EXERCISE DIRECTIONS
Reproduce verbatim the portion of the text on Russia's statistics agency that opens with the words containing "Since 2017, it" and closes with "of the agency.".

TEXT
+++
The Federal State Statistics Service (, Federal'naya sluzhba gosudarstvennoi statistiki (Rosstat)) is the governmental statistics agency in Russia.

Since 2017, it is again part of the Ministry of Economic Development, having switched several times in the previous decades between that ministry and being directly controlled by the federal government.

History
Goskomstat (, Gosudarstvennyi komitet po statistike, or, in English, the State Committee for Statistics) was the centralised agency dealing with statistics in the Soviet Union. Goskomstat was created in 1987 to replace the Central Statistical Administration, while maintaining the same basic functions in the collection, analysis, publication and distribution of state statistics, including economic, social and population statistics. This renaming amounted to a formal demotion of the status of the agency.
+++
DATA SECTION
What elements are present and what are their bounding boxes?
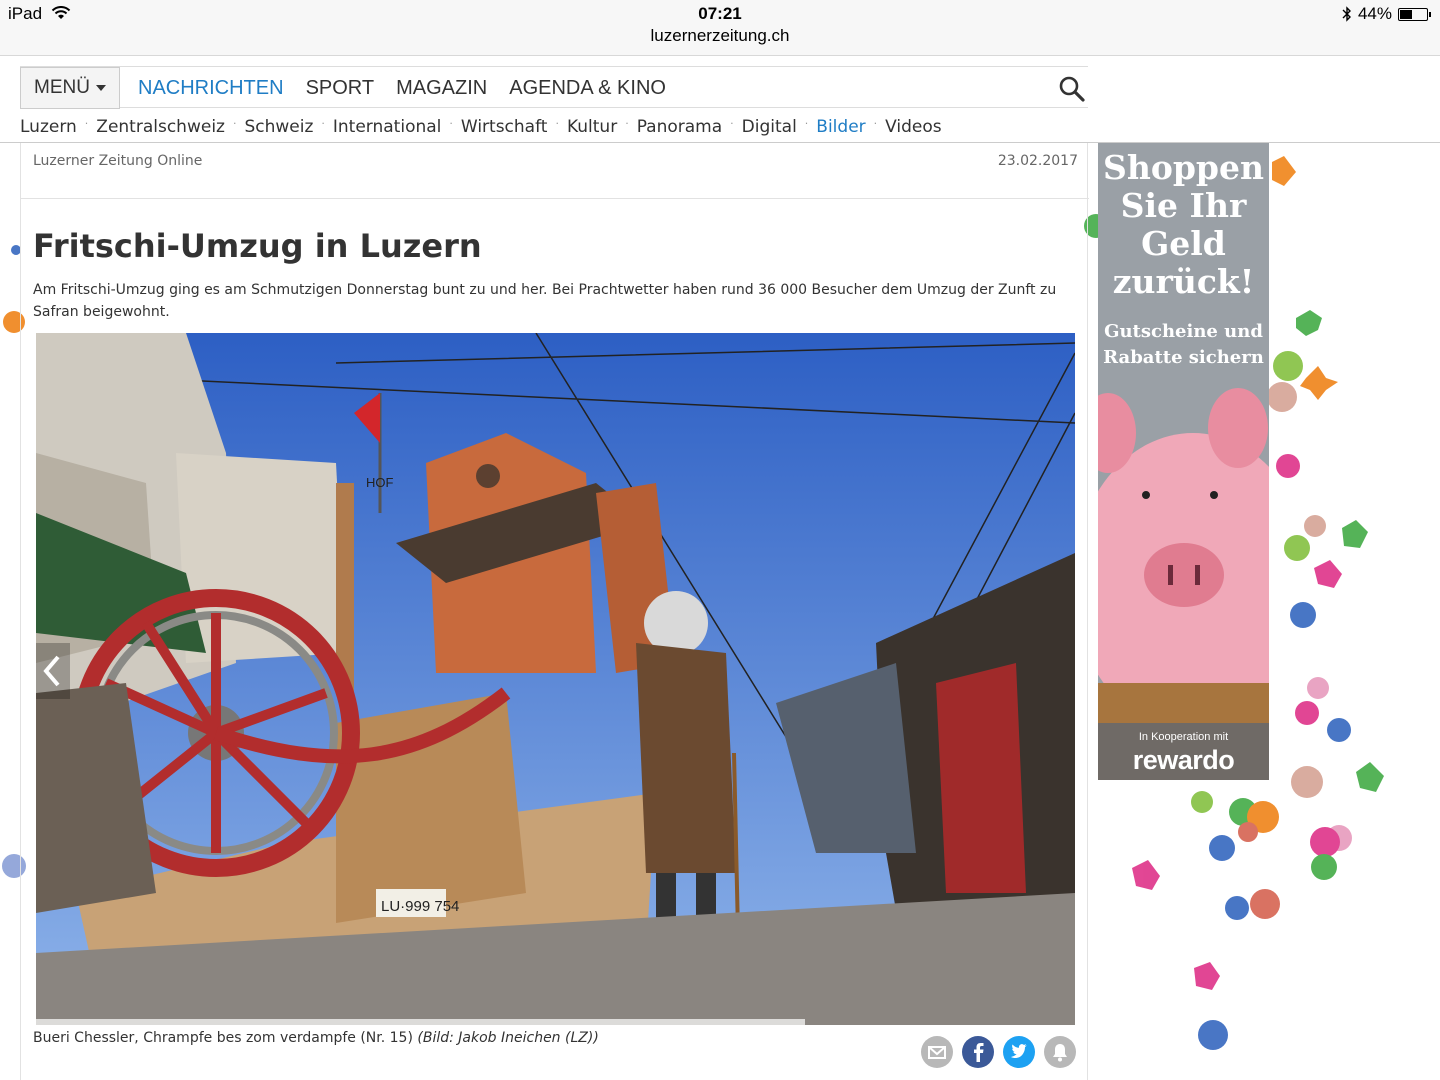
+++
RESULT
Since 2017, it is again part of the Ministry of Economic Development, having switched several times in the previous decades between that ministry and being directly controlled by the federal government.

History
Goskomstat (, Gosudarstvennyi komitet po statistike, or, in English, the State Committee for Statistics) was the centralised agency dealing with statistics in the Soviet Union. Goskomstat was created in 1987 to replace the Central Statistical Administration, while maintaining the same basic functions in the collection, analysis, publication and distribution of state statistics, including economic, social and population statistics. This renaming amounted to a formal demotion of the status of the agency.